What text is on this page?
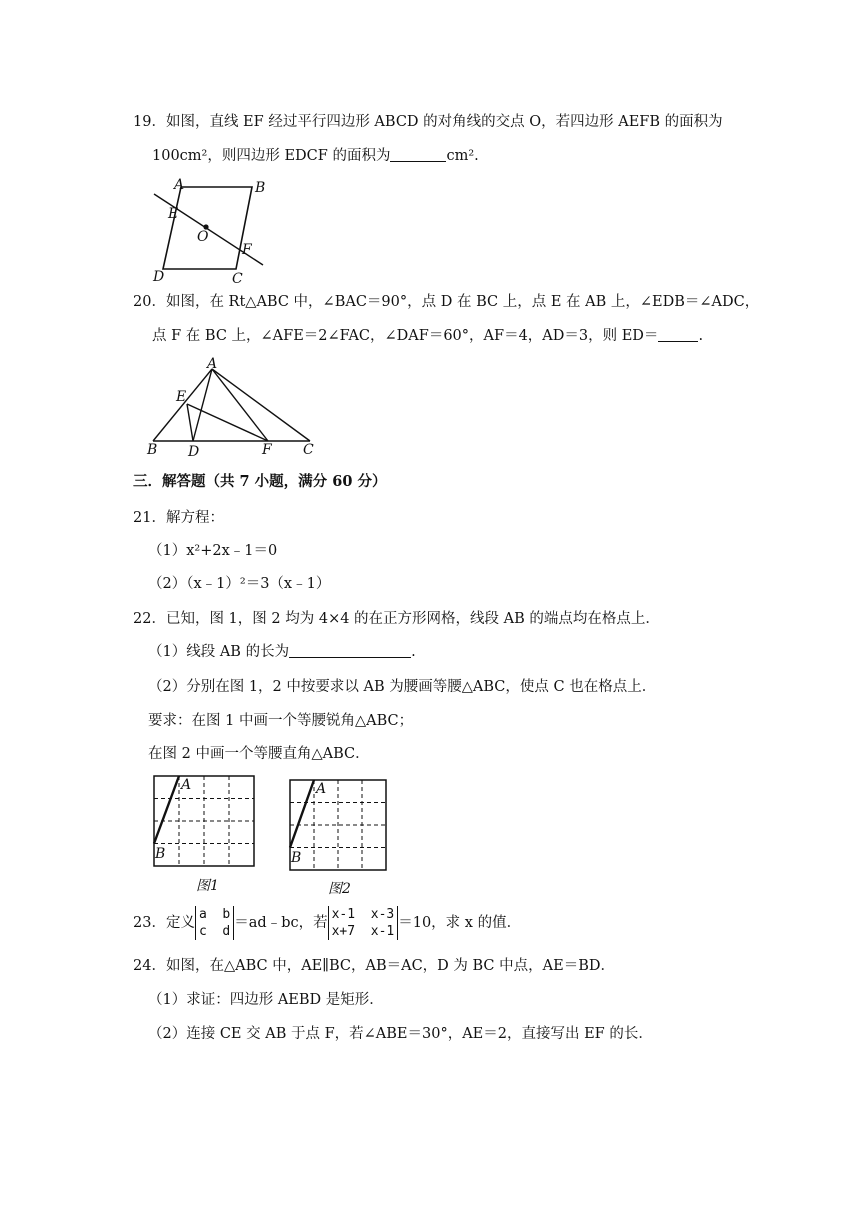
19．如图，直线 EF 经过平行四边形 ABCD 的对角线的交点 O，若四边形 AEFB 的面积为
100cm²，则四边形 EDCF 的面积为	cm².
A	B
C
D
E
F
O
20．如图，在 Rt△ABC 中，∠BAC＝90°，点 D 在 BC 上，点 E 在 AB 上，∠EDB＝∠ADC，
点 F 在 BC 上，∠AFE＝2∠FAC，∠DAF＝60°，AF＝4，AD＝3，则 ED＝	.
A
B	C
D
E
F
三．解答题（共 7 小题，满分 60 分）
21．解方程：
（1）x²+2x﹣1＝0
（2）（x﹣1）²＝3（x﹣1）
22．已知，图 1，图 2 均为 4×4 的在正方形网格，线段 AB 的端点均在格点上．
（1）线段 AB 的长为	.
（2）分别在图 1，2 中按要求以 AB 为腰画等腰△ABC，使点 C 也在格点上．
要求：在图 1 中画一个等腰锐角△ABC；
在图 2 中画一个等腰直角△ABC．
A
B
图1
A
B
图2
23．定义
a  b
c  d
＝ad﹣bc，若
x-1  x-3
x+7  x-1
＝10，求 x 的值．
24．如图，在△ABC 中，AE∥BC，AB＝AC，D 为 BC 中点，AE＝BD．
（1）求证：四边形 AEBD 是矩形．
（2）连接 CE 交 AB 于点 F，若∠ABE＝30°，AE＝2，直接写出 EF 的长．
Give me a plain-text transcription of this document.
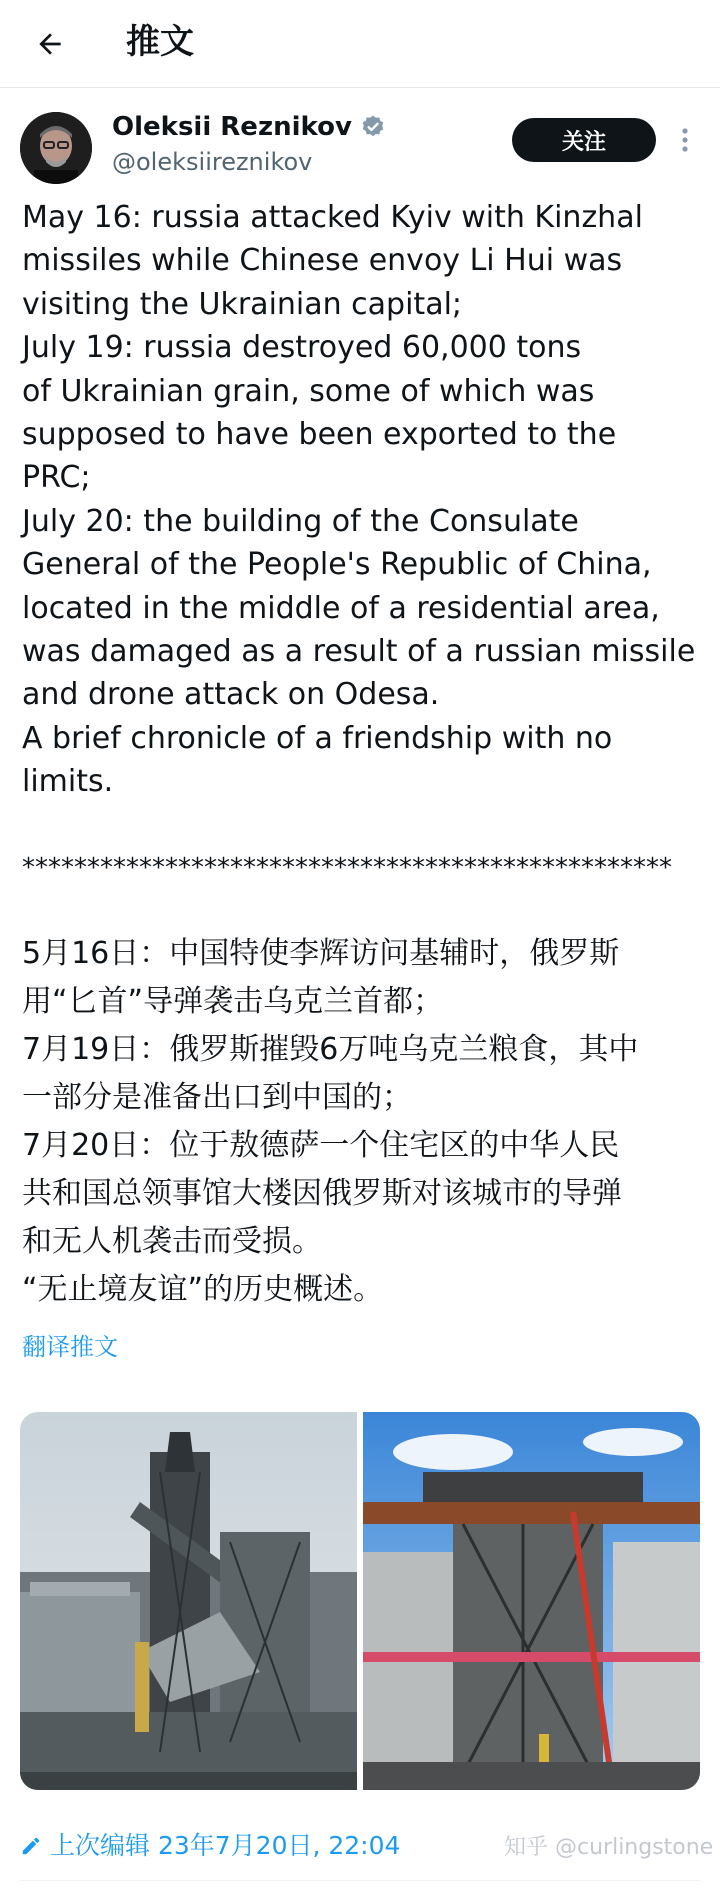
推文
Oleksii Reznikov
@oleksiireznikov
关注
May 16: russia attacked Kyiv with Kinzhal
missiles while Chinese envoy Li Hui was
visiting the Ukrainian capital;
July 19: russia destroyed 60,000 tons
of Ukrainian grain, some of which was
supposed to have been exported to the
PRC;
July 20: the building of the Consulate
General of the People's Republic of China,
located in the middle of a residential area,
was damaged as a result of a russian missile
and drone attack on Odesa.
A brief chronicle of a friendship with no
limits.
**************************************************
5月16日：中国特使李辉访问基辅时，俄罗斯
用“匕首”导弹袭击乌克兰首都；
7月19日：俄罗斯摧毁6万吨乌克兰粮食，其中
一部分是准备出口到中国的；
7月20日：位于敖德萨一个住宅区的中华人民
共和国总领事馆大楼因俄罗斯对该城市的导弹
和无人机袭击而受损。
“无止境友谊”的历史概述。
翻译推文
上次编辑 23年7月20日, 22:04	知乎 @curlingstone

═══

● **Required task**:
Using the listing above, list every line in which the string "with" occurs.

● **Exercise result**:
May 16: russia attacked Kyiv with Kinzhal
A brief chronicle of a friendship with no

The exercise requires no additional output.